__Passage du texte__
***
Il probable que si nous croisions dans la "vraie vie" l'un des personnages de Dominique Mainard, nous le trouverions bizarre...
Enfin, je dis ça, mais pour l'instant, je n'ai lu que deux romans de cette auteure. Toujours est-il que les héros qui y apparaissent ont de nombreux points en commun.
D'apparence vulnérable, ayant gardé une candeur d'enfant, ils se sont bâtis un monde intérieur au sein duquel ils évoluent plus facilement que dans une réalité avec laquelle ils semblent décalés.
Afin de survivre en dépit de leurs fêlures, ils s'inventent des stratégies pour les oublier, les dissimuler au reste du monde et surtout à eux-mêmes.
Heureusement, ces fragiles créatures trouvent parfois sur leur chemin des âmes assez charitables pour s’occuper d'elles.
Ainsi, dans "Je voudrais tant que tu te souviennes", Nala qui, se sentant mourir, a voulu regagner son pays natal, a confié à sa nièce Julide le soin de s'occuper de Mado, son amie de longue date. Julide est une adolescente intelligente mais réservée et solitaire dont l'avenir semble tout tracé puisque ses parents ont convenu de la marier à son cousin, un jeune homme insignifiant et timide. En attendant cette triste échéance, Julide passe beaucoup de temps avec Mado, que le lecteur découvre peu à peu. Il est difficile dans un premier temps de cerner cette singulière héroïne, car c'est au compte-goutte que Dominique Mainard nous livre les informations à son sujet.
On apprend que c'est la poliomyélite qui l'a rendue boiteuse, et que si ses cheveux ont cette drôle de teinte orange, c’est grâce aux masques de henné que Julide, prenant ainsi le relais de sa tante, lui fait régulièrement.
Mado donne l'impression d'être une créature chétive et craintive, qui passe une grande partie de ses journées à photographier ces petites choses qui, sur le sol, la fascinent : un bouton perdu, une tâche d'huile, un brin d'herbe légèrement différent des autres...
***
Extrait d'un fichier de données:
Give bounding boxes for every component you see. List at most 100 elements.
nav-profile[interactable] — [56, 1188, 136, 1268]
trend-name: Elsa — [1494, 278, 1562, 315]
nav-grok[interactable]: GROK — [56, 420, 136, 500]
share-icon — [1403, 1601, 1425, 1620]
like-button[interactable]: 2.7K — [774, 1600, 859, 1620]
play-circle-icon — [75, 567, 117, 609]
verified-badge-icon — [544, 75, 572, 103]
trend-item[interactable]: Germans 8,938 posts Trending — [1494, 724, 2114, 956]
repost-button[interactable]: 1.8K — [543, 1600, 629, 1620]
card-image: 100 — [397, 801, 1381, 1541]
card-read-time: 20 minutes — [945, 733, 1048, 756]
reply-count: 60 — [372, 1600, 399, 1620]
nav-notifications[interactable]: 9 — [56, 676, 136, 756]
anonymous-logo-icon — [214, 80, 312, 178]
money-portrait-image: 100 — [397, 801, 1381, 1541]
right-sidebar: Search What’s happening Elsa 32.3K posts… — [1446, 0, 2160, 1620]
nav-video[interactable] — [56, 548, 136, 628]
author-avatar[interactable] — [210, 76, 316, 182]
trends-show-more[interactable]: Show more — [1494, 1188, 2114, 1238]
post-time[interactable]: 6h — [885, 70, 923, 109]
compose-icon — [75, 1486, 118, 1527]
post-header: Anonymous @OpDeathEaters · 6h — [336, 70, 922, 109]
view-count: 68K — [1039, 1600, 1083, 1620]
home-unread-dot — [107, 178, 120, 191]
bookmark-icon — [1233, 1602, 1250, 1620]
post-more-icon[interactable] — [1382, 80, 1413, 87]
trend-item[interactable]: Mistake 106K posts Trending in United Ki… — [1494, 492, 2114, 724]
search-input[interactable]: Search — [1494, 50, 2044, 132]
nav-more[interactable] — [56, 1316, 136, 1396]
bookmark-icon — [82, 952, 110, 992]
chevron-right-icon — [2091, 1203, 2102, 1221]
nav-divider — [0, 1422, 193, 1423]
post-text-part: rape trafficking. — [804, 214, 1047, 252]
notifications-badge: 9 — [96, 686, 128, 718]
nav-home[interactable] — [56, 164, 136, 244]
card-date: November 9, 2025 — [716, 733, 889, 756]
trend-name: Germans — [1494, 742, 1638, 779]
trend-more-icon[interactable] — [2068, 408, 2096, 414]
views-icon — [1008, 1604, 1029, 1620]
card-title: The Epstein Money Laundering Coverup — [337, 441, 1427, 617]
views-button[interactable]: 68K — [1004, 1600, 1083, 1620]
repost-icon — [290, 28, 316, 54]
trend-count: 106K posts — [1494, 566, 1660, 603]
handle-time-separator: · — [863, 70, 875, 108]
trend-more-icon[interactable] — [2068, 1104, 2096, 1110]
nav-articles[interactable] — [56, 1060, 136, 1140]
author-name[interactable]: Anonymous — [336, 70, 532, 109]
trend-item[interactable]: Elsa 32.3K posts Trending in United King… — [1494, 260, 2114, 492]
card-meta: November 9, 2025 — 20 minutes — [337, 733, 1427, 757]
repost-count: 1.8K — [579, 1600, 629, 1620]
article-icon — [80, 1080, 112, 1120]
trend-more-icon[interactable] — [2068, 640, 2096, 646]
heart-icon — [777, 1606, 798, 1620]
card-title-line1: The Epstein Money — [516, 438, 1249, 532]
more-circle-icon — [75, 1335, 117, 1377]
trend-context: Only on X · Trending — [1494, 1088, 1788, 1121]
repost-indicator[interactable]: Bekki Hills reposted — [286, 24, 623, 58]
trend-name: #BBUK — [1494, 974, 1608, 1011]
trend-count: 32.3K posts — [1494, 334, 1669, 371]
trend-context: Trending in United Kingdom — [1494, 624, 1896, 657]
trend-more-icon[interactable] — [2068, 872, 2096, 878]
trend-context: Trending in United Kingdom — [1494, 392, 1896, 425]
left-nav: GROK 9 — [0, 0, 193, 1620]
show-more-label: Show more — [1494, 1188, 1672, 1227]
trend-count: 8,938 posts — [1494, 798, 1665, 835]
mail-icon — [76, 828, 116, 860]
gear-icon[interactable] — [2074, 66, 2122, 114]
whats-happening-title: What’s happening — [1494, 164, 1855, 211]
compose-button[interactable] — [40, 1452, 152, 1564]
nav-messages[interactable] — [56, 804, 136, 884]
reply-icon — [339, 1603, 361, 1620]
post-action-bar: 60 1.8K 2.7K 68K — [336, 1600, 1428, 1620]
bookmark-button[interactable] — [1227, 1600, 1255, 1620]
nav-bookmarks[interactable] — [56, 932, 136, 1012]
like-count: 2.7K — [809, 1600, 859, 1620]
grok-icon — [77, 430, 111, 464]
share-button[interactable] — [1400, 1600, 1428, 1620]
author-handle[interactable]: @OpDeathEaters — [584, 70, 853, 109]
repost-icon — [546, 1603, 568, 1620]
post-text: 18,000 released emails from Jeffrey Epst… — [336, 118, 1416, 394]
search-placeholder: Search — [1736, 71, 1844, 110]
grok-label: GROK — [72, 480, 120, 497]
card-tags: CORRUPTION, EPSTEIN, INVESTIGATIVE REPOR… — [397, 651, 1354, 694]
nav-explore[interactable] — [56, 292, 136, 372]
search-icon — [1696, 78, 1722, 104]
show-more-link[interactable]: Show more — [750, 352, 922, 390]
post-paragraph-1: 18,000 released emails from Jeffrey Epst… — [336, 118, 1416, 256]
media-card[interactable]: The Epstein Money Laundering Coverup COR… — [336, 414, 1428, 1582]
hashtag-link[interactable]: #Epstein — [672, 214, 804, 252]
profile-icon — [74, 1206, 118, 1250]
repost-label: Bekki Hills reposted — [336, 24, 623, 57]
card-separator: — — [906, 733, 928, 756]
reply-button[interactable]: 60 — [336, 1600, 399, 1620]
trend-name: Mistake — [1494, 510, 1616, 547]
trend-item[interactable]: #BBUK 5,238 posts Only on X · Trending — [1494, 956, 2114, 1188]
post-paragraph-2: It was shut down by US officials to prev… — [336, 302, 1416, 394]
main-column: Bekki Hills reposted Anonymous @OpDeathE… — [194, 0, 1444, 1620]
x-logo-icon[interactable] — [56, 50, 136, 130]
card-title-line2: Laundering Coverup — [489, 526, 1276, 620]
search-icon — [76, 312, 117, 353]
***
__Vos consignes__
Pour chaque affirmation ci-dessous, dites si elle concorde avec le passage sur les romans de Dominique Mainard, et citez les mots décisifs du passage à l'appui de votre oui ou non.
1. Julide est la nièce de Nala.
2. Mado boite à la suite d'un accident.
3. Les parents de Julide ont prévu de la marier à son cousin.

__Réponse à la tâche__
1. Oui : « a confié à sa nièce Julide le soin de s'occuper de Mado ».
2. Non : « c'est la poliomyélite qui l'a rendue boiteuse ».
3. Oui : « ses parents ont convenu de la marier à son cousin ».